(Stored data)
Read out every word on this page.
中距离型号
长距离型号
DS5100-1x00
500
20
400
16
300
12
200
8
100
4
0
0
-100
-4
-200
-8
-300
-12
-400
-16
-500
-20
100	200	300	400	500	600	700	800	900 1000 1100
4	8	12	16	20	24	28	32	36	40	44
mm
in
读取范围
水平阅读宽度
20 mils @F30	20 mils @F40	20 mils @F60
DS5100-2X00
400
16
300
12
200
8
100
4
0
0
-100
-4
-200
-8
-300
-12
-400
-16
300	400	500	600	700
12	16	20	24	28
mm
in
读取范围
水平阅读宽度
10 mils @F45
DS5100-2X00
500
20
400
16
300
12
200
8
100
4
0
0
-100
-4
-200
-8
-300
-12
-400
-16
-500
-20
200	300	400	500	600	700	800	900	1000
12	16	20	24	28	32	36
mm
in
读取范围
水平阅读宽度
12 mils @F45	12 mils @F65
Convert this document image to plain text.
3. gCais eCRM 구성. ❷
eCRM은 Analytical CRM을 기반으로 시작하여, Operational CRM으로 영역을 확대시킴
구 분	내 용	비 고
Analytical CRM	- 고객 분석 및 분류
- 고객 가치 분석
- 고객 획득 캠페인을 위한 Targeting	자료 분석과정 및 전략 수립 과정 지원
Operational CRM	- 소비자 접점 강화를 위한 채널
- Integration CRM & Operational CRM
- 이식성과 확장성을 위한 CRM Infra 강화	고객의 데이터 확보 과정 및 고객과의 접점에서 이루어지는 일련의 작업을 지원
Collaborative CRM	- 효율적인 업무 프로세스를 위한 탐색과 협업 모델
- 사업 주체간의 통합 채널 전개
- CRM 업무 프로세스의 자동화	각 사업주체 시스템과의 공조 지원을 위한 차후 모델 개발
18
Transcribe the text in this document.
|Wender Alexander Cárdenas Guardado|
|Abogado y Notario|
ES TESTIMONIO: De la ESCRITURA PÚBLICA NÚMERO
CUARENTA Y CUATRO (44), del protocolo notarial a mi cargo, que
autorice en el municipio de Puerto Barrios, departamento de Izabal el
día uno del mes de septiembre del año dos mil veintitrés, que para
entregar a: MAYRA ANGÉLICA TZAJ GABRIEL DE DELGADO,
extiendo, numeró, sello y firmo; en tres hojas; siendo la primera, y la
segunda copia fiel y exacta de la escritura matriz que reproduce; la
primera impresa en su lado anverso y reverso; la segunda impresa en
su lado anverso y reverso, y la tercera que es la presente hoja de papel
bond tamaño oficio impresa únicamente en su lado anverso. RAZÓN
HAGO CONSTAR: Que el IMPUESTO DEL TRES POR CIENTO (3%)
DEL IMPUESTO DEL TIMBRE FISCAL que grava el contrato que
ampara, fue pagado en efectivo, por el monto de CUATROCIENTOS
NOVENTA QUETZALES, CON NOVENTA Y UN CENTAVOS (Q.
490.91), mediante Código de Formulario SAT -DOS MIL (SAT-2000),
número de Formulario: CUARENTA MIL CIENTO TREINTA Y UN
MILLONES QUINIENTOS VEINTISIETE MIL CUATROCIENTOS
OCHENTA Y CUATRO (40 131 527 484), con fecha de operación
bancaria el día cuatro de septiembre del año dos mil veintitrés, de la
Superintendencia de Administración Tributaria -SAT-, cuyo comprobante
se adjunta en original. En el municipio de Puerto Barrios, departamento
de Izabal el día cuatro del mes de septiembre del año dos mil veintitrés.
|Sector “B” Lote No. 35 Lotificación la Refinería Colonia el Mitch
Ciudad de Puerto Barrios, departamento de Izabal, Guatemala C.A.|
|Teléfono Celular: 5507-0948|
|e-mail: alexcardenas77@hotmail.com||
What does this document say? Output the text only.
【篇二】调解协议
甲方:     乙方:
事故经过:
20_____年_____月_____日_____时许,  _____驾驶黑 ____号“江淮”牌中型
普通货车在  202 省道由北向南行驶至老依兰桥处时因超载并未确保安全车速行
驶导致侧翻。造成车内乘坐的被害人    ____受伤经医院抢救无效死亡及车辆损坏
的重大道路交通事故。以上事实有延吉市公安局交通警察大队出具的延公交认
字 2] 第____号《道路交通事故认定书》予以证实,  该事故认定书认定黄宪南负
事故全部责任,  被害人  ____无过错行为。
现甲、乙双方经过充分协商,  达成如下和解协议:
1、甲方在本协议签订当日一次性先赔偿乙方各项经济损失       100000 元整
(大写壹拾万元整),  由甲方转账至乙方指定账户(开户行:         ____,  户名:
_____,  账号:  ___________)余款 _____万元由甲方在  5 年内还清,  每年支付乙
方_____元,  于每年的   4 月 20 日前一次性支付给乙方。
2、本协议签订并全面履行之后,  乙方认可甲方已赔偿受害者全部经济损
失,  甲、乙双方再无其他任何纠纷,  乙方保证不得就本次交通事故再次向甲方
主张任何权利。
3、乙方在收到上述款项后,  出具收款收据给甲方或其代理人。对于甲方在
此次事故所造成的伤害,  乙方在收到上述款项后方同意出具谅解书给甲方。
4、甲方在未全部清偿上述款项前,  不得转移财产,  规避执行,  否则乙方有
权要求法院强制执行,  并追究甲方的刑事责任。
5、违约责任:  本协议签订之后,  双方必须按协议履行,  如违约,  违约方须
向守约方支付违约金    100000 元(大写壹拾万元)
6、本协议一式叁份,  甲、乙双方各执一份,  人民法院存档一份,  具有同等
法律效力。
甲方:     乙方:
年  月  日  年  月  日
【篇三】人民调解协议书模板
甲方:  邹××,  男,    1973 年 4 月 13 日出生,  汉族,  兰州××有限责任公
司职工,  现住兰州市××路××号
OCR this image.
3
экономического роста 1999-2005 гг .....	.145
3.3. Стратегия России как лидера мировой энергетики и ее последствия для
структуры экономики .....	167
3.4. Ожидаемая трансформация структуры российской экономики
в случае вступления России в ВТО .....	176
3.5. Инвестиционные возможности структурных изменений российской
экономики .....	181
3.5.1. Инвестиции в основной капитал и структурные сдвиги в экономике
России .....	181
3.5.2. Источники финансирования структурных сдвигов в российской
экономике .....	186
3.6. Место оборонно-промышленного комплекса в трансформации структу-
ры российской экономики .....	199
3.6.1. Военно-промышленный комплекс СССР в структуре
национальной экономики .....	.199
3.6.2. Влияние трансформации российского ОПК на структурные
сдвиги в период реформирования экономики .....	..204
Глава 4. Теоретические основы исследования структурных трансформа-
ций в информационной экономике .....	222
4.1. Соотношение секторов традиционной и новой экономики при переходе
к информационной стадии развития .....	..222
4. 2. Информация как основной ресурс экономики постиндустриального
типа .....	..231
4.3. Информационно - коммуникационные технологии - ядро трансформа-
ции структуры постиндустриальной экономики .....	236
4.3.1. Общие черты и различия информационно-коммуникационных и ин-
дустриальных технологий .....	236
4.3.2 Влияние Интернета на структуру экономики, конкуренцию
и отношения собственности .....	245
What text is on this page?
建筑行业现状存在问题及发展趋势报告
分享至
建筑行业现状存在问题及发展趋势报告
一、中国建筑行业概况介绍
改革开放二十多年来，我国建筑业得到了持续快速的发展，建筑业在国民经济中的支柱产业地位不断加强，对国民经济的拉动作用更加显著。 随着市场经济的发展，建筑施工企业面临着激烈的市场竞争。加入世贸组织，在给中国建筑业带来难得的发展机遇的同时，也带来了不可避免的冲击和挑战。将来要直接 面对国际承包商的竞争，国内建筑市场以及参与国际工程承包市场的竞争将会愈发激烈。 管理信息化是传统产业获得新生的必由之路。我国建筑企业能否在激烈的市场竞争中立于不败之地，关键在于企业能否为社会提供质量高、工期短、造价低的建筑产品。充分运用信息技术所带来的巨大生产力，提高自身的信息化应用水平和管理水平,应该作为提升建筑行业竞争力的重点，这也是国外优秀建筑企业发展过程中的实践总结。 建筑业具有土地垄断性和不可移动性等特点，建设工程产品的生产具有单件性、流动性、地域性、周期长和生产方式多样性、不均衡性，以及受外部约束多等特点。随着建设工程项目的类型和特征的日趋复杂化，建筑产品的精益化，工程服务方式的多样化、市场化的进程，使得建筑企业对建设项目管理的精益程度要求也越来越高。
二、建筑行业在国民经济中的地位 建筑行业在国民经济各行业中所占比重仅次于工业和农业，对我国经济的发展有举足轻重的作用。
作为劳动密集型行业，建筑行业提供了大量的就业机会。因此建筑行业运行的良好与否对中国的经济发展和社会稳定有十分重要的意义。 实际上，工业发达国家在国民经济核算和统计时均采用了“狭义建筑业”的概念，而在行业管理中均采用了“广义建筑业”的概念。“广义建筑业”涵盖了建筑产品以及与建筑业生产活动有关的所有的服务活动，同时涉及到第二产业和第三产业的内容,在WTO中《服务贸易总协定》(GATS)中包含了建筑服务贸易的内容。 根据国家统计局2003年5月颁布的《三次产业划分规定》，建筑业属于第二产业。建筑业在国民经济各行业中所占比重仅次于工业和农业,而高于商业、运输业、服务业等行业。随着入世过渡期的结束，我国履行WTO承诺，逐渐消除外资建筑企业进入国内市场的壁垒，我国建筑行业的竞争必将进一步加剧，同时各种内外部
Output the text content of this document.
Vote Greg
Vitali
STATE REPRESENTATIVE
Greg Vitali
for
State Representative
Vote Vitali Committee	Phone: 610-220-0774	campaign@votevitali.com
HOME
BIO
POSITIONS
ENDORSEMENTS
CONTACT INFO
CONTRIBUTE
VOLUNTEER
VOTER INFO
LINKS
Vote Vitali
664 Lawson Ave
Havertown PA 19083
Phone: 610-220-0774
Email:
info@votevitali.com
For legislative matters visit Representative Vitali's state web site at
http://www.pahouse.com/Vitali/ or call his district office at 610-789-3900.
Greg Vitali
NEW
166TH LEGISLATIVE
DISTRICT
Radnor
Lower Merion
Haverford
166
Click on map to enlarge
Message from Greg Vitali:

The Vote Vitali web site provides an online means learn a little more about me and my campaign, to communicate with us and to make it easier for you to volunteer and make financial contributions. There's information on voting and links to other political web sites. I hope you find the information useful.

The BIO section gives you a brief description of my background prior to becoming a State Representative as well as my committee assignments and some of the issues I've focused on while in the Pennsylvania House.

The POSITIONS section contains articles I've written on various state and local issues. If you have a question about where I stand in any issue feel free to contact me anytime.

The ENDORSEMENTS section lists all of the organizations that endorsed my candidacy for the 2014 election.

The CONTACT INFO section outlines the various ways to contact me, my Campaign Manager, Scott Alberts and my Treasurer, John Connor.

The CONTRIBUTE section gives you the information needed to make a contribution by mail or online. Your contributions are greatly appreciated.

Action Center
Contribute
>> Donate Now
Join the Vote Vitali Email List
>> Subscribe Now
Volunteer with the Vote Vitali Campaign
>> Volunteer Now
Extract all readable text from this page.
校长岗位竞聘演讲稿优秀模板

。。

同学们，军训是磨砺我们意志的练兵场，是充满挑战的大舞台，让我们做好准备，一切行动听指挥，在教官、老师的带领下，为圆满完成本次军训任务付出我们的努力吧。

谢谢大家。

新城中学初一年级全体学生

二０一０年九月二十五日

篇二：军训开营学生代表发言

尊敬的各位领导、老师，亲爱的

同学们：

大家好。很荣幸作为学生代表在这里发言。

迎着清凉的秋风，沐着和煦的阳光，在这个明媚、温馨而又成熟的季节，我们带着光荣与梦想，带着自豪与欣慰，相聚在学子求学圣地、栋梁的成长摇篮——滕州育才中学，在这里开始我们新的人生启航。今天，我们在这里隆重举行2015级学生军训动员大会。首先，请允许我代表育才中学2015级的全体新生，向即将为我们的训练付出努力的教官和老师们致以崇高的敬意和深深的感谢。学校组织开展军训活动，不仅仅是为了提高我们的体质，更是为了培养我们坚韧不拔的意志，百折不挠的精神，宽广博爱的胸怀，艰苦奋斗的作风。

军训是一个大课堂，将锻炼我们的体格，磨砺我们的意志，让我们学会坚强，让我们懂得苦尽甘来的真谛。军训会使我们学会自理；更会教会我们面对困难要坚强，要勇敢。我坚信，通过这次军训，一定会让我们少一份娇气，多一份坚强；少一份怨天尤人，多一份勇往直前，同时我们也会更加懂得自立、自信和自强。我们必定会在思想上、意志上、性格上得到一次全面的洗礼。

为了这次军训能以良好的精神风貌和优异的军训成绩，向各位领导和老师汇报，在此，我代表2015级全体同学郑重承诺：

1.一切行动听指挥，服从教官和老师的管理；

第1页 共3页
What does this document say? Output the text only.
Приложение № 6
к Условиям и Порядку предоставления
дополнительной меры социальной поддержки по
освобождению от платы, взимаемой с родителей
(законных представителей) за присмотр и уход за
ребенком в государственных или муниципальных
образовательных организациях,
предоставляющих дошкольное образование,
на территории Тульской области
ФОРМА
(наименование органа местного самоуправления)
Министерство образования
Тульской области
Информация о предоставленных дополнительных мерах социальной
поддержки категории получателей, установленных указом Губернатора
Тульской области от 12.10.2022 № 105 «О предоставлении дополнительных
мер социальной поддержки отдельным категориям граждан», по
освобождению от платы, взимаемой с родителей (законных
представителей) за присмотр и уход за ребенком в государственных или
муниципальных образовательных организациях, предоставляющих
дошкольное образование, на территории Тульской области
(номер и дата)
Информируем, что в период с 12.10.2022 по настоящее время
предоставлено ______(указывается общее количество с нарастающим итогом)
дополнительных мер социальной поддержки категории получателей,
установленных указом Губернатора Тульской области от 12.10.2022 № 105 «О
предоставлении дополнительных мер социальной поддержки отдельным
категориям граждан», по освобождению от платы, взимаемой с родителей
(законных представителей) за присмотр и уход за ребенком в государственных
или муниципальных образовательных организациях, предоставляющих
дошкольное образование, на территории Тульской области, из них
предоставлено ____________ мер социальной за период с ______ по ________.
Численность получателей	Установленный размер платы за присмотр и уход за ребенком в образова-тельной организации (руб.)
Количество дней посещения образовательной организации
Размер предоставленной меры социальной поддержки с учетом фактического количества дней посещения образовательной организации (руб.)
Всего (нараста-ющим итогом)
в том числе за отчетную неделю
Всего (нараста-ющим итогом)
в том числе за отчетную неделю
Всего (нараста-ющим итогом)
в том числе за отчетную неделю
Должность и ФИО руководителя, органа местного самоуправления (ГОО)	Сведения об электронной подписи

Required work >> Using the records above, select and copy every line that has the word "категории".

Answer to this problem >>
поддержки категории получателей, установленных указом Губернатора
дополнительных мер социальной поддержки категории получателей,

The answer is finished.